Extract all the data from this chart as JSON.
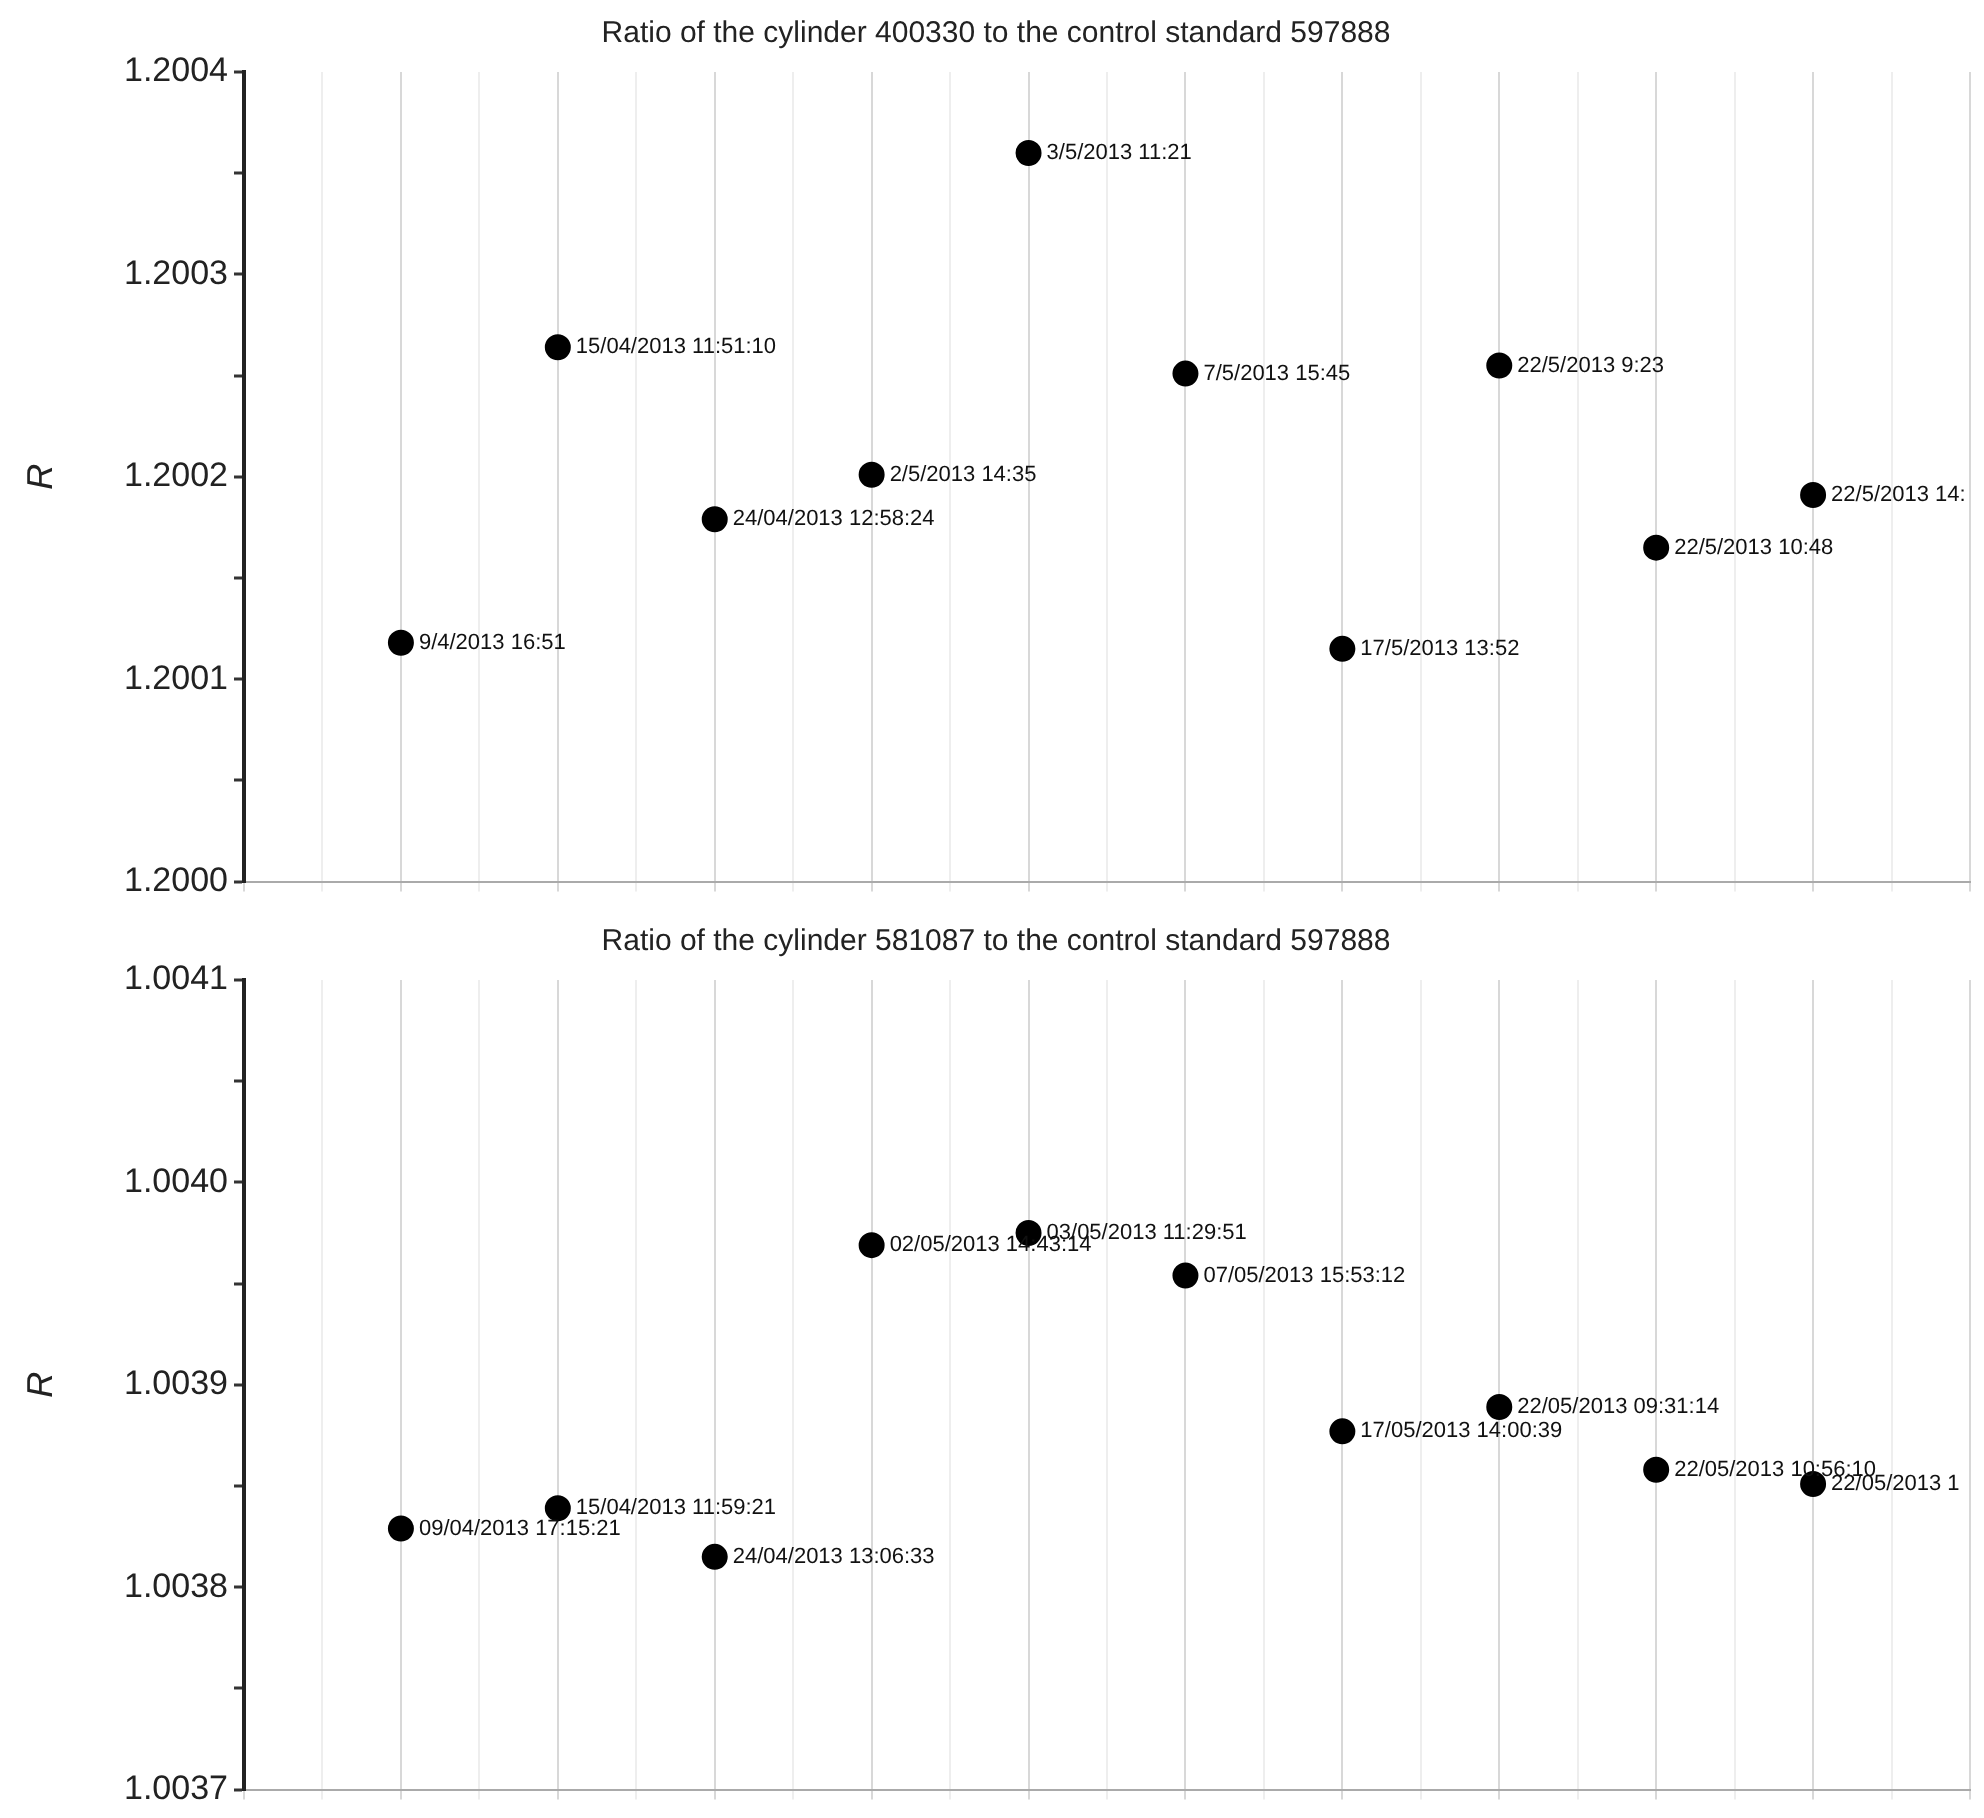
{
  "chart_data": [
    {
      "type": "scatter",
      "title": "Ratio of the cylinder 400330 to the control standard 597888",
      "ylabel": "R",
      "categories": [
        null,
        null,
        null,
        null,
        null,
        null,
        null,
        null,
        null,
        null
      ],
      "series": [
        {
          "color": "#000000",
          "values": [
            1.200118,
            1.200264,
            1.200179,
            1.200201,
            1.20036,
            1.200251,
            1.200115,
            1.200255,
            1.200165,
            1.200191
          ],
          "value_labels": [
            "9/4/2013 16:51",
            "15/04/2013 11:51:10",
            "24/04/2013 12:58:24",
            "2/5/2013 14:35",
            "3/5/2013 11:21",
            "7/5/2013 15:45",
            "17/5/2013 13:52",
            "22/5/2013 9:23",
            "22/5/2013 10:48",
            "22/5/2013 14:"
          ]
        }
      ],
      "ylim": [
        1.2,
        1.2004
      ],
      "yticks": [
        {
          "value": 1.2,
          "label": "1.2000"
        },
        {
          "value": 1.20005,
          "label": null
        },
        {
          "value": 1.2001,
          "label": "1.2001"
        },
        {
          "value": 1.20015,
          "label": null
        },
        {
          "value": 1.2002,
          "label": "1.2002"
        },
        {
          "value": 1.20025,
          "label": null
        },
        {
          "value": 1.2003,
          "label": "1.2003"
        },
        {
          "value": 1.20035,
          "label": null
        },
        {
          "value": 1.2004,
          "label": "1.2004"
        }
      ],
      "grid": "x",
      "tick_labels": "y",
      "marker": "circle"
    },
    {
      "type": "scatter",
      "title": "Ratio of the cylinder 581087 to the control standard 597888",
      "ylabel": "R",
      "categories": [
        null,
        null,
        null,
        null,
        null,
        null,
        null,
        null,
        null,
        null
      ],
      "series": [
        {
          "color": "#000000",
          "values": [
            1.003829,
            1.003839,
            1.003815,
            1.003969,
            1.003975,
            1.003954,
            1.003877,
            1.003889,
            1.003858,
            1.003851
          ],
          "value_labels": [
            "09/04/2013 17:15:21",
            "15/04/2013 11:59:21",
            "24/04/2013 13:06:33",
            "02/05/2013 14:43:14",
            "03/05/2013 11:29:51",
            "07/05/2013 15:53:12",
            "17/05/2013 14:00:39",
            "22/05/2013 09:31:14",
            "22/05/2013 10:56:10",
            "22/05/2013 1"
          ]
        }
      ],
      "ylim": [
        1.0037,
        1.0041
      ],
      "yticks": [
        {
          "value": 1.0037,
          "label": "1.0037"
        },
        {
          "value": 1.00375,
          "label": null
        },
        {
          "value": 1.0038,
          "label": "1.0038"
        },
        {
          "value": 1.00385,
          "label": null
        },
        {
          "value": 1.0039,
          "label": "1.0039"
        },
        {
          "value": 1.00395,
          "label": null
        },
        {
          "value": 1.004,
          "label": "1.0040"
        },
        {
          "value": 1.00405,
          "label": null
        },
        {
          "value": 1.0041,
          "label": "1.0041"
        }
      ],
      "grid": "x",
      "tick_labels": "y",
      "marker": "circle"
    }
  ]
}
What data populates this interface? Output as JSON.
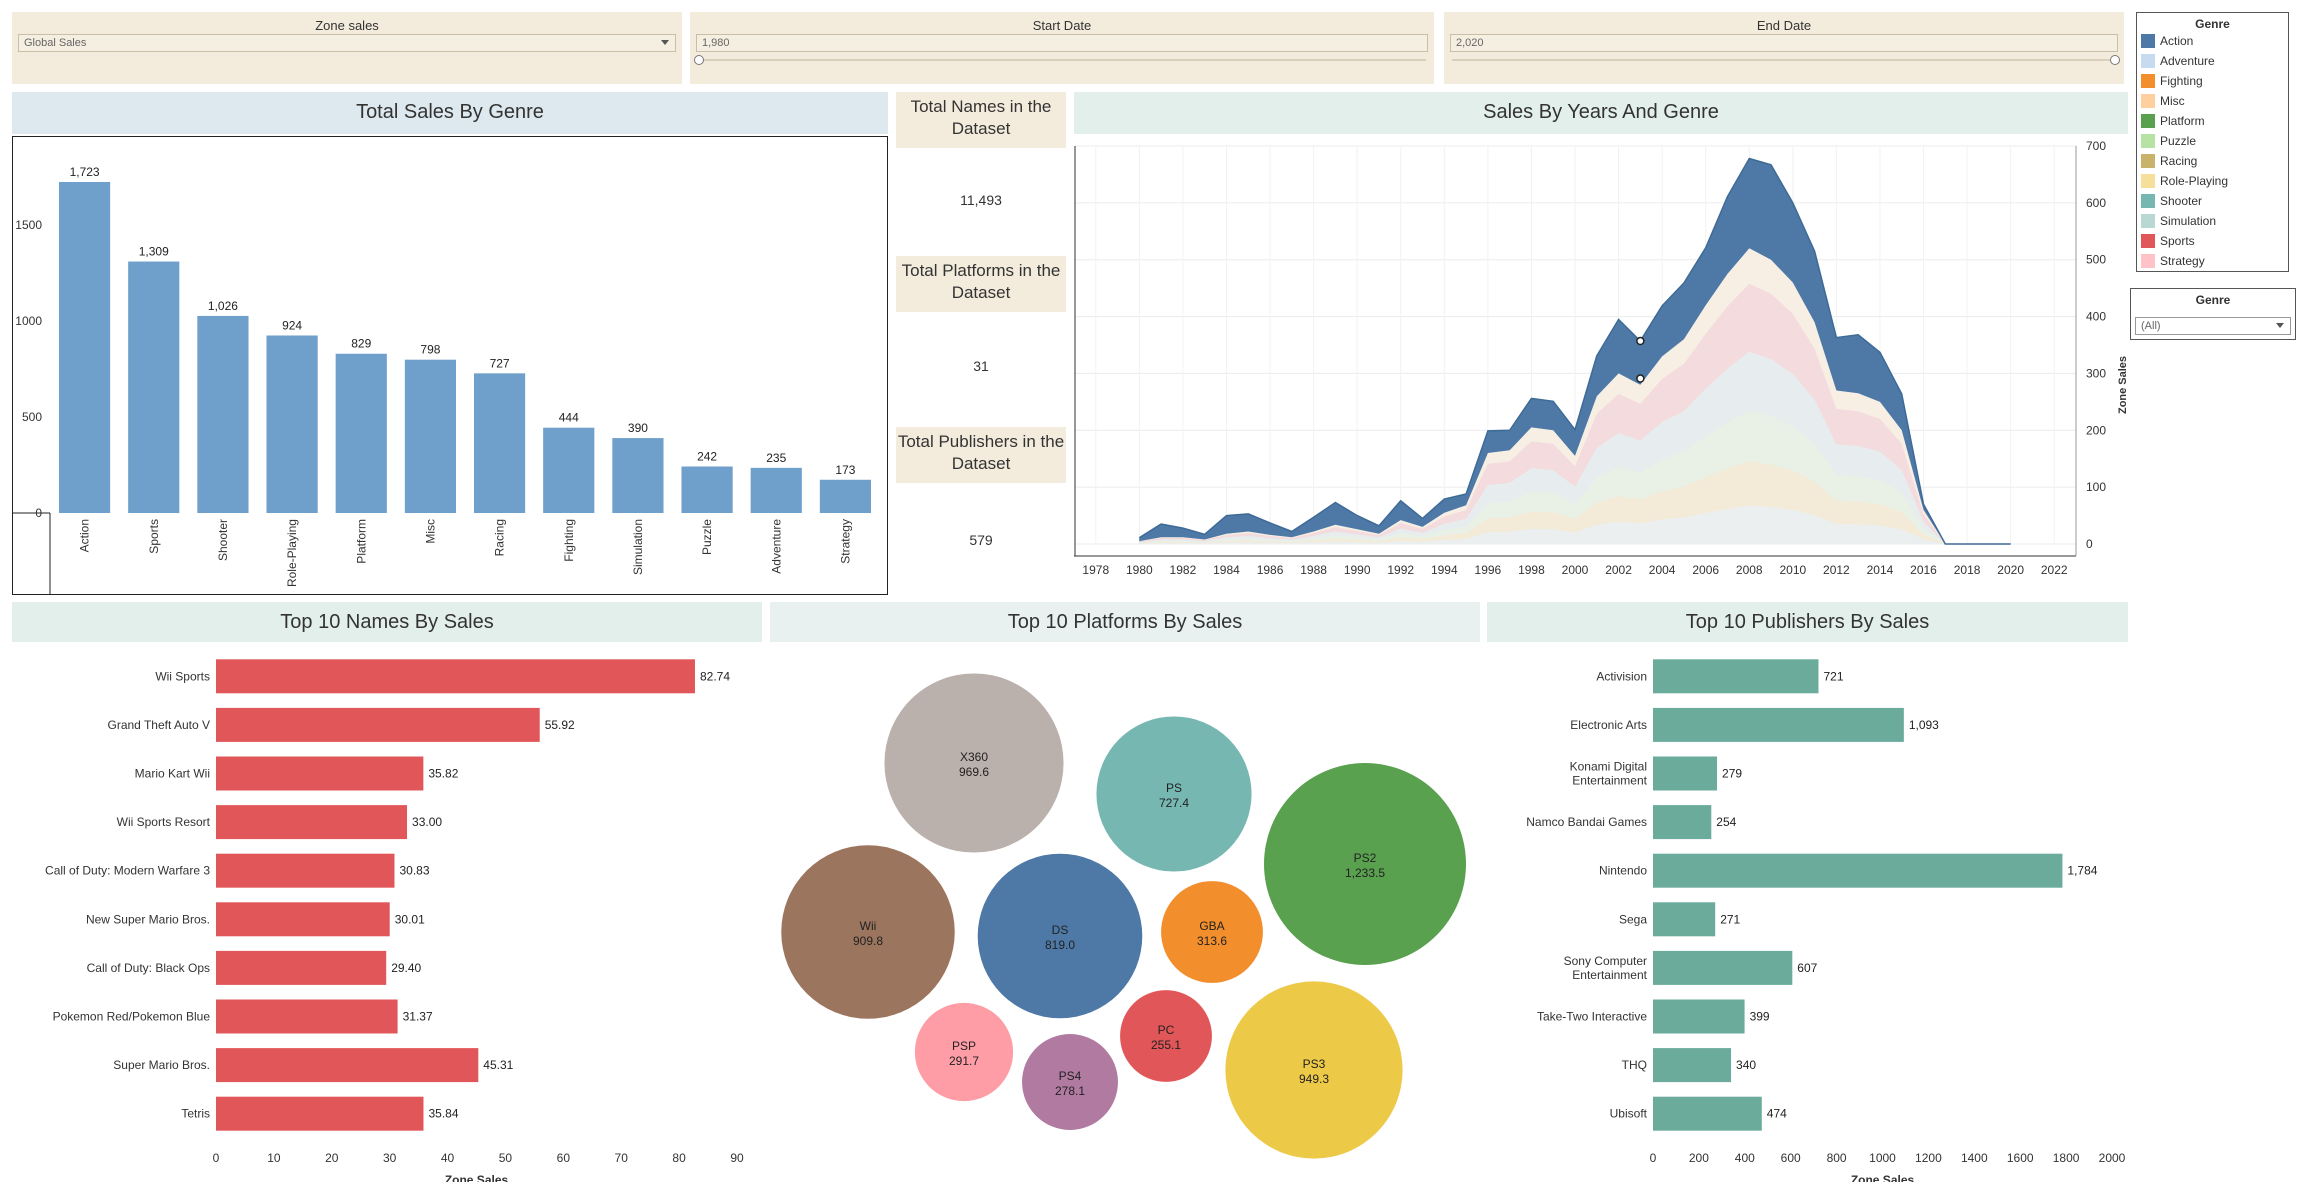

____________________

» **What to produce**:
Reproduce all entries without any change, and omit the pictures.

» **Task solution**:
Extract all the data from this chart as JSON.
{
  "chart_data": [
    {
      "type": "scatter",
      "title": "Ratio of the cylinder 400330 to the control standard 597888",
      "ylabel": "R",
      "categories": [
        null,
        null,
        null,
        null,
        null,
        null,
        null,
        null,
        null,
        null
      ],
      "series": [
        {
          "color": "#000000",
          "values": [
            1.200118,
            1.200264,
            1.200179,
            1.200201,
            1.20036,
            1.200251,
            1.200115,
            1.200255,
            1.200165,
            1.200191
          ],
          "value_labels": [
            "9/4/2013 16:51",
            "15/04/2013 11:51:10",
            "24/04/2013 12:58:24",
            "2/5/2013 14:35",
            "3/5/2013 11:21",
            "7/5/2013 15:45",
            "17/5/2013 13:52",
            "22/5/2013 9:23",
            "22/5/2013 10:48",
            "22/5/2013 14:"
          ]
        }
      ],
      "ylim": [
        1.2,
        1.2004
      ],
      "yticks": [
        {
          "value": 1.2,
          "label": "1.2000"
        },
        {
          "value": 1.20005,
          "label": null
        },
        {
          "value": 1.2001,
          "label": "1.2001"
        },
        {
          "value": 1.20015,
          "label": null
        },
        {
          "value": 1.2002,
          "label": "1.2002"
        },
        {
          "value": 1.20025,
          "label": null
        },
        {
          "value": 1.2003,
          "label": "1.2003"
        },
        {
          "value": 1.20035,
          "label": null
        },
        {
          "value": 1.2004,
          "label": "1.2004"
        }
      ],
      "grid": "x",
      "tick_labels": "y",
      "marker": "circle"
    },
    {
      "type": "scatter",
      "title": "Ratio of the cylinder 581087 to the control standard 597888",
      "ylabel": "R",
      "categories": [
        null,
        null,
        null,
        null,
        null,
        null,
        null,
        null,
        null,
        null
      ],
      "series": [
        {
          "color": "#000000",
          "values": [
            1.003829,
            1.003839,
            1.003815,
            1.003969,
            1.003975,
            1.003954,
            1.003877,
            1.003889,
            1.003858,
            1.003851
          ],
          "value_labels": [
            "09/04/2013 17:15:21",
            "15/04/2013 11:59:21",
            "24/04/2013 13:06:33",
            "02/05/2013 14:43:14",
            "03/05/2013 11:29:51",
            "07/05/2013 15:53:12",
            "17/05/2013 14:00:39",
            "22/05/2013 09:31:14",
            "22/05/2013 10:56:10",
            "22/05/2013 1"
          ]
        }
      ],
      "ylim": [
        1.0037,
        1.0041
      ],
      "yticks": [
        {
          "value": 1.0037,
          "label": "1.0037"
        },
        {
          "value": 1.00375,
          "label": null
        },
        {
          "value": 1.0038,
          "label": "1.0038"
        },
        {
          "value": 1.00385,
          "label": null
        },
        {
          "value": 1.0039,
          "label": "1.0039"
        },
        {
          "value": 1.00395,
          "label": null
        },
        {
          "value": 1.004,
          "label": "1.0040"
        },
        {
          "value": 1.00405,
          "label": null
        },
        {
          "value": 1.0041,
          "label": "1.0041"
        }
      ],
      "grid": "x",
      "tick_labels": "y",
      "marker": "circle"
    }
  ]
}
What data populates this interface? Output as JSON.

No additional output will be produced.